## Data records
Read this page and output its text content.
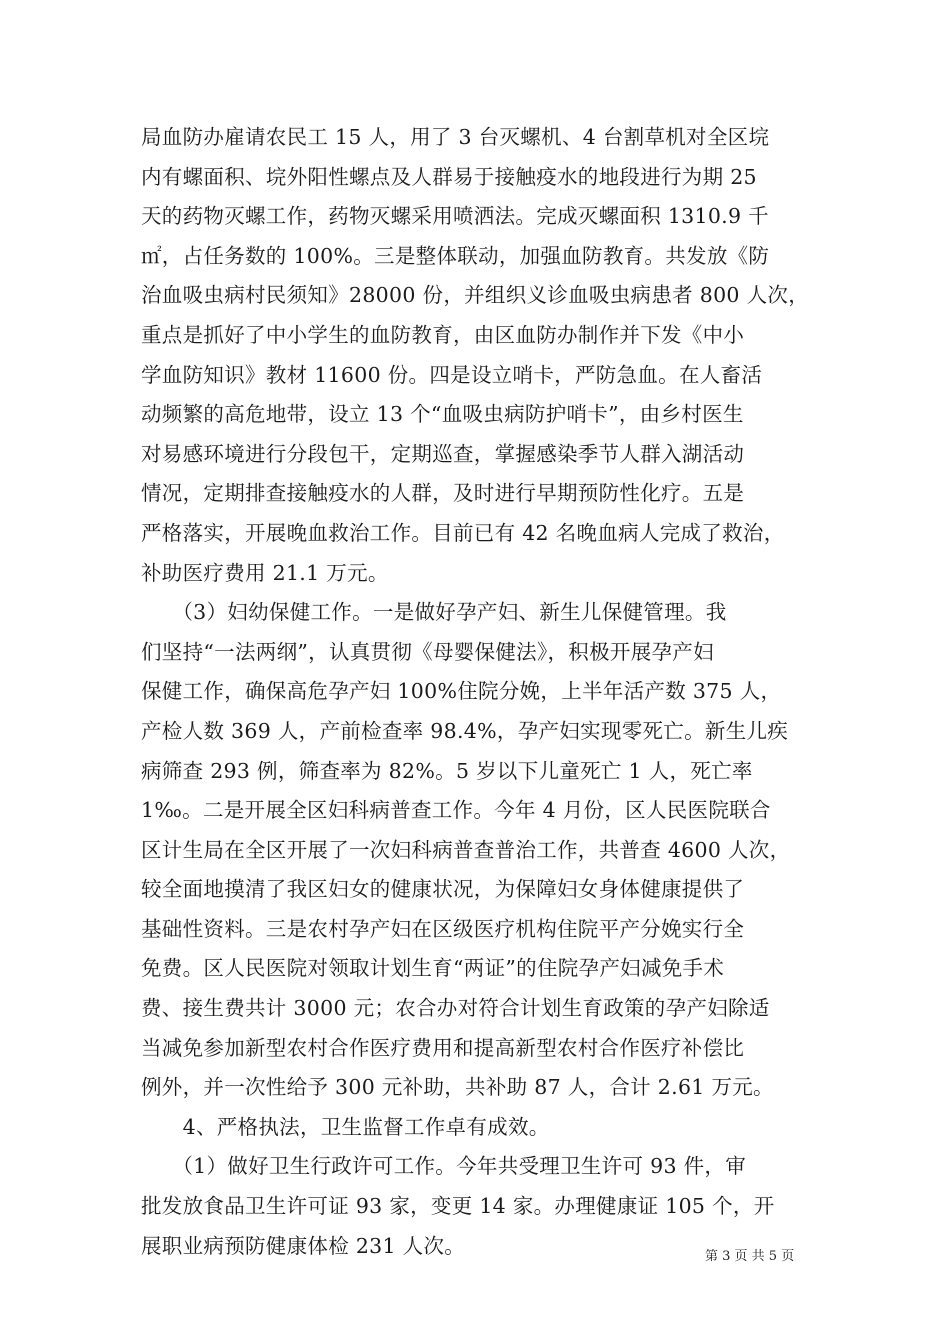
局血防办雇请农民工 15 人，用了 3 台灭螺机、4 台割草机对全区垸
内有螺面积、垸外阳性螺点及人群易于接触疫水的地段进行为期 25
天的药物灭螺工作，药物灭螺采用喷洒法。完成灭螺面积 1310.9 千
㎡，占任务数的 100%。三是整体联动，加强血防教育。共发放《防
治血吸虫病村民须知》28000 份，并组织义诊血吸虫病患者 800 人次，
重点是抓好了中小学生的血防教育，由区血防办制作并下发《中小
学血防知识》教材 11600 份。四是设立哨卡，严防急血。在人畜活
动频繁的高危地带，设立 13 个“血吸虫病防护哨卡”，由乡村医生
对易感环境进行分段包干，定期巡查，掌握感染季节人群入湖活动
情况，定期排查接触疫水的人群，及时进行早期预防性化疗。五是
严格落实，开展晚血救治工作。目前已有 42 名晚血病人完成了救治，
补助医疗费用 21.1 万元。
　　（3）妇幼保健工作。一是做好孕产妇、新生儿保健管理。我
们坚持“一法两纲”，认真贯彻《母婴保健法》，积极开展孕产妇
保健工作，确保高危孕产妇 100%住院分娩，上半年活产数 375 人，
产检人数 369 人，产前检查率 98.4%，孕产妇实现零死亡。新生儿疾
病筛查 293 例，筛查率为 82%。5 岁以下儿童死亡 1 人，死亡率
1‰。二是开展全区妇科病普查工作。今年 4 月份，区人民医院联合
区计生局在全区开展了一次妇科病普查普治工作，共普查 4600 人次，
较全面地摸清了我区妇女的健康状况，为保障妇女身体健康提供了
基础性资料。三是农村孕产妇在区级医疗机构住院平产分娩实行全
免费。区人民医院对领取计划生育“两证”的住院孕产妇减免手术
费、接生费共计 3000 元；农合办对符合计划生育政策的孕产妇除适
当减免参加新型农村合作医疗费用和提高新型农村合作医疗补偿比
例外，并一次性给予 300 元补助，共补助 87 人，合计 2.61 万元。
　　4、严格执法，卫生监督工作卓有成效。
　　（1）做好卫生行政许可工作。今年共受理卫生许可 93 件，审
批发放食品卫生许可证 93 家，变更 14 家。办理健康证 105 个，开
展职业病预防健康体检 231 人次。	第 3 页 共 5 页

--

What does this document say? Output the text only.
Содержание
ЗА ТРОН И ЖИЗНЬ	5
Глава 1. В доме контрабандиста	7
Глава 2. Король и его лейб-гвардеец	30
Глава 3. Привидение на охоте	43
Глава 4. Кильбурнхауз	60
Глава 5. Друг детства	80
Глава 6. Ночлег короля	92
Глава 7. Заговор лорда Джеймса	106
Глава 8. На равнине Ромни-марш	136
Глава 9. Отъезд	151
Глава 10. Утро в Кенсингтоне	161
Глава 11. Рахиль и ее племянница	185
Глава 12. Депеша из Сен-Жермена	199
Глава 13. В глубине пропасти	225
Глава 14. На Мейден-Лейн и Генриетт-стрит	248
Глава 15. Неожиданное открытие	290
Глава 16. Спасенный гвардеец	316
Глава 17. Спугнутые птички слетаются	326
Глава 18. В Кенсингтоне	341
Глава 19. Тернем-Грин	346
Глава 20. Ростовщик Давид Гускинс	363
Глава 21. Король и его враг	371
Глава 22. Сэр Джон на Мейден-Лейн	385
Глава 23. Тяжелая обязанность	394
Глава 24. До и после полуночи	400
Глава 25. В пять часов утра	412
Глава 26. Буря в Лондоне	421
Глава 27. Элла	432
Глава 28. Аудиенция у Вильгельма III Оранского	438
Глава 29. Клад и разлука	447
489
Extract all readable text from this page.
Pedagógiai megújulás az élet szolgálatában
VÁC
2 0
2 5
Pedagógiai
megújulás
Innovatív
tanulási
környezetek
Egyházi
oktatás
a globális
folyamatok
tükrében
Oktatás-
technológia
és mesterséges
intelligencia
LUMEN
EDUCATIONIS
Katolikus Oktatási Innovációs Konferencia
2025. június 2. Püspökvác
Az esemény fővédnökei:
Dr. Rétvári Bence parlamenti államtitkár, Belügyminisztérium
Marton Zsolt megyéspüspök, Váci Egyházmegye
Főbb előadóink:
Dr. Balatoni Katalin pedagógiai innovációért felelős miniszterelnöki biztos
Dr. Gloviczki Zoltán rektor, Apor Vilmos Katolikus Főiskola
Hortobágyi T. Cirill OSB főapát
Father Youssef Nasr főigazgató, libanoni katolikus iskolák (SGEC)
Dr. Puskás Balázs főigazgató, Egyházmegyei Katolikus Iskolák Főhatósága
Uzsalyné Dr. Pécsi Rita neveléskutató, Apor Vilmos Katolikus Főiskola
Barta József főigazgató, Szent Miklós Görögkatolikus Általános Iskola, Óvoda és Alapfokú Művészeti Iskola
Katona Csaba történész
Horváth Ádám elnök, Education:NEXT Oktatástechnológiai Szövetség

## The exercise
Reproduce every line of the listing above in which the string "гвардеец" appears.

## Solution to this exercise
Глава 2. Король и его лейб-гвардеец	30
Глава 16. Спасенный гвардеец	316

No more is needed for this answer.